**The task**
Say how many lines hold the string "heading", and nothing more.

**Given data**
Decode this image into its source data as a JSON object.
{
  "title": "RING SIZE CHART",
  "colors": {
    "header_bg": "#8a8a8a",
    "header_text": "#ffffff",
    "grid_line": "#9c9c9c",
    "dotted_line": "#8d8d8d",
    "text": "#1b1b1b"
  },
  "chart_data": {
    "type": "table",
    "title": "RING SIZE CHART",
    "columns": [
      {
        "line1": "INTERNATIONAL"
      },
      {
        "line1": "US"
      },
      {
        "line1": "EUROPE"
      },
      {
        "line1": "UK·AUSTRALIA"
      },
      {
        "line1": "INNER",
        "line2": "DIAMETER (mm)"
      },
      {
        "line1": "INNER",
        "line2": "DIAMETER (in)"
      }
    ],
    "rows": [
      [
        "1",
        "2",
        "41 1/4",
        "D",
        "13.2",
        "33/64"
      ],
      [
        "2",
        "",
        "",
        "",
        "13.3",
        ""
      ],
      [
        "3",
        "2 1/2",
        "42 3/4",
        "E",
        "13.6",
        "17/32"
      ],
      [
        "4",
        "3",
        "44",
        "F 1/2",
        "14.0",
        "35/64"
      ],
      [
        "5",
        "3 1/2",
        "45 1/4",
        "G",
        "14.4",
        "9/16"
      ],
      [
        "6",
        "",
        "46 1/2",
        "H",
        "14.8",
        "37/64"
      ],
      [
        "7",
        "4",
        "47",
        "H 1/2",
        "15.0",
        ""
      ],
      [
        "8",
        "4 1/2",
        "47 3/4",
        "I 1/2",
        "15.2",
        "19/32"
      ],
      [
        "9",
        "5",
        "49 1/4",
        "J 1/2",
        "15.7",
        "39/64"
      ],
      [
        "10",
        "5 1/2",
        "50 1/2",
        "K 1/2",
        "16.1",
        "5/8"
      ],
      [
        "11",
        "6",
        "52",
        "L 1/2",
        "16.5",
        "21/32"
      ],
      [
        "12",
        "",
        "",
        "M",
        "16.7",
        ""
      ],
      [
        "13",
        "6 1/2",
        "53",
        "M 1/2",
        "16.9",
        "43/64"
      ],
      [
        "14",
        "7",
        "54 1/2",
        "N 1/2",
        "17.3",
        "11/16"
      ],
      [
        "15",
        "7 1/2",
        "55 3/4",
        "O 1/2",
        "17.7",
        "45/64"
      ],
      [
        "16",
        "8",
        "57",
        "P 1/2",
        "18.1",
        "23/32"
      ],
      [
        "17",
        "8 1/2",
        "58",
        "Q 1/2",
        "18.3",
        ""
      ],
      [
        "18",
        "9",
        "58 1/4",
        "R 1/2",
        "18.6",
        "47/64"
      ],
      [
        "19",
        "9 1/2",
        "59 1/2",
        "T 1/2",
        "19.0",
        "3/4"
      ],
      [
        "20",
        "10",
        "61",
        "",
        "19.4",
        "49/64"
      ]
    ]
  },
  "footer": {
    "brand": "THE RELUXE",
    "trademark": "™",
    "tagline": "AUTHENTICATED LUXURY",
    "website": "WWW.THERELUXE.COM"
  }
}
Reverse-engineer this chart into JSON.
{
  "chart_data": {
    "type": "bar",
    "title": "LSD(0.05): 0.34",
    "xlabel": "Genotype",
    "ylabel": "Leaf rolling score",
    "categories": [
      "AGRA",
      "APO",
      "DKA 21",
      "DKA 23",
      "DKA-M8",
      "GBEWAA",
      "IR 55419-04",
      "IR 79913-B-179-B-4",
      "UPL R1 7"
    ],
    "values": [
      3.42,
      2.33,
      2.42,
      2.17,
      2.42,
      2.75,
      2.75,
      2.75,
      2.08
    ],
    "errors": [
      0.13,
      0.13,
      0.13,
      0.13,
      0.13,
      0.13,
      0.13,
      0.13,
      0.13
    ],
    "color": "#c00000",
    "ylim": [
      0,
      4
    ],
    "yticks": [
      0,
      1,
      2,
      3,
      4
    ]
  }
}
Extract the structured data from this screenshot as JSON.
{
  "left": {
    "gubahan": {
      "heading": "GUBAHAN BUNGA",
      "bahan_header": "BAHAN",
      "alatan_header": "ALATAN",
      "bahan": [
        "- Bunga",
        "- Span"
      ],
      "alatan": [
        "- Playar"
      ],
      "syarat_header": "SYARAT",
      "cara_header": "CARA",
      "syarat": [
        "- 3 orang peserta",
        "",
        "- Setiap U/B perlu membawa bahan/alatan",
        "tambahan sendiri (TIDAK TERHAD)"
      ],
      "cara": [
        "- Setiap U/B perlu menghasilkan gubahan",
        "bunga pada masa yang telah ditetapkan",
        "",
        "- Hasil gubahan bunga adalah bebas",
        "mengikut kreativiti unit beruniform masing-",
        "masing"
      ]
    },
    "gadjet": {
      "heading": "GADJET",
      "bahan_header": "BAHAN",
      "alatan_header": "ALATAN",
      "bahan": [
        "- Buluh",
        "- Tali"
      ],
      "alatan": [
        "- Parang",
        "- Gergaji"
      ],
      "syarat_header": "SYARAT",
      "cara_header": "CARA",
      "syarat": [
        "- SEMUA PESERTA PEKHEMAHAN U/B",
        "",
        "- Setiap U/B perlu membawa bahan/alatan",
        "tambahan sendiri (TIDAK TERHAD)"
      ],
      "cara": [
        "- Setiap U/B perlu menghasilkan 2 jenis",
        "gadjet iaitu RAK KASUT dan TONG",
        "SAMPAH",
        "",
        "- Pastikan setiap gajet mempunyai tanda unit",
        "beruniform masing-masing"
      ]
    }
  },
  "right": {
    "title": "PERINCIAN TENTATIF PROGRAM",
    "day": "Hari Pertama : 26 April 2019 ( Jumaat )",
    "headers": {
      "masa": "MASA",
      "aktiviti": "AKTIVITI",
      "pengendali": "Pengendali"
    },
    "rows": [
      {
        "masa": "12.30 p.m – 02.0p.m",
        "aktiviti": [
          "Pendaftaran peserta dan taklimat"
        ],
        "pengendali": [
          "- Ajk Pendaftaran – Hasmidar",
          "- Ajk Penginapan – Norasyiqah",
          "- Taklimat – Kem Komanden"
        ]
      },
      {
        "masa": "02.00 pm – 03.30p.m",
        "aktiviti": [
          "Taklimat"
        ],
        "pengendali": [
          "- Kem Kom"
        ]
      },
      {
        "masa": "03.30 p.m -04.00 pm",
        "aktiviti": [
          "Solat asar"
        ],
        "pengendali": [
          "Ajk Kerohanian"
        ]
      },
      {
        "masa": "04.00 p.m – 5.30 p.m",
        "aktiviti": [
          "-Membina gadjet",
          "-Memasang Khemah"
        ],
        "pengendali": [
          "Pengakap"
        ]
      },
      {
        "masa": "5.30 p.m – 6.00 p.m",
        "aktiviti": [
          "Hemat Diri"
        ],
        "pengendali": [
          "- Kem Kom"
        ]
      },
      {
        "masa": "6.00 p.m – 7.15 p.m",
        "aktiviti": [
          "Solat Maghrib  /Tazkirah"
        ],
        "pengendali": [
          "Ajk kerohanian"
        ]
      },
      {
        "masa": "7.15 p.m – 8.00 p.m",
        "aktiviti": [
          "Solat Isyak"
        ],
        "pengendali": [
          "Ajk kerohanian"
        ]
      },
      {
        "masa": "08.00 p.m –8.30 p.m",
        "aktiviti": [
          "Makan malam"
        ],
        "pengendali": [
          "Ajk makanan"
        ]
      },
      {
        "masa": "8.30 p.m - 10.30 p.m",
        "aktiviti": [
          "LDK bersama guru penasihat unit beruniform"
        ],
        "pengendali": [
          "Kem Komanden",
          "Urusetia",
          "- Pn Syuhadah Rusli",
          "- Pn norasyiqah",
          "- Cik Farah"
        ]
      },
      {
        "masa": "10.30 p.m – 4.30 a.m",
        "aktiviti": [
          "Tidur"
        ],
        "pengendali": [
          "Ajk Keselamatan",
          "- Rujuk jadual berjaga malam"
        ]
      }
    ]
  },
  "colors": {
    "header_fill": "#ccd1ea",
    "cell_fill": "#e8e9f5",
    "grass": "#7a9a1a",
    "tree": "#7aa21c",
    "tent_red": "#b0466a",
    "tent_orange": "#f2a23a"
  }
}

**Solution to the exercise**
2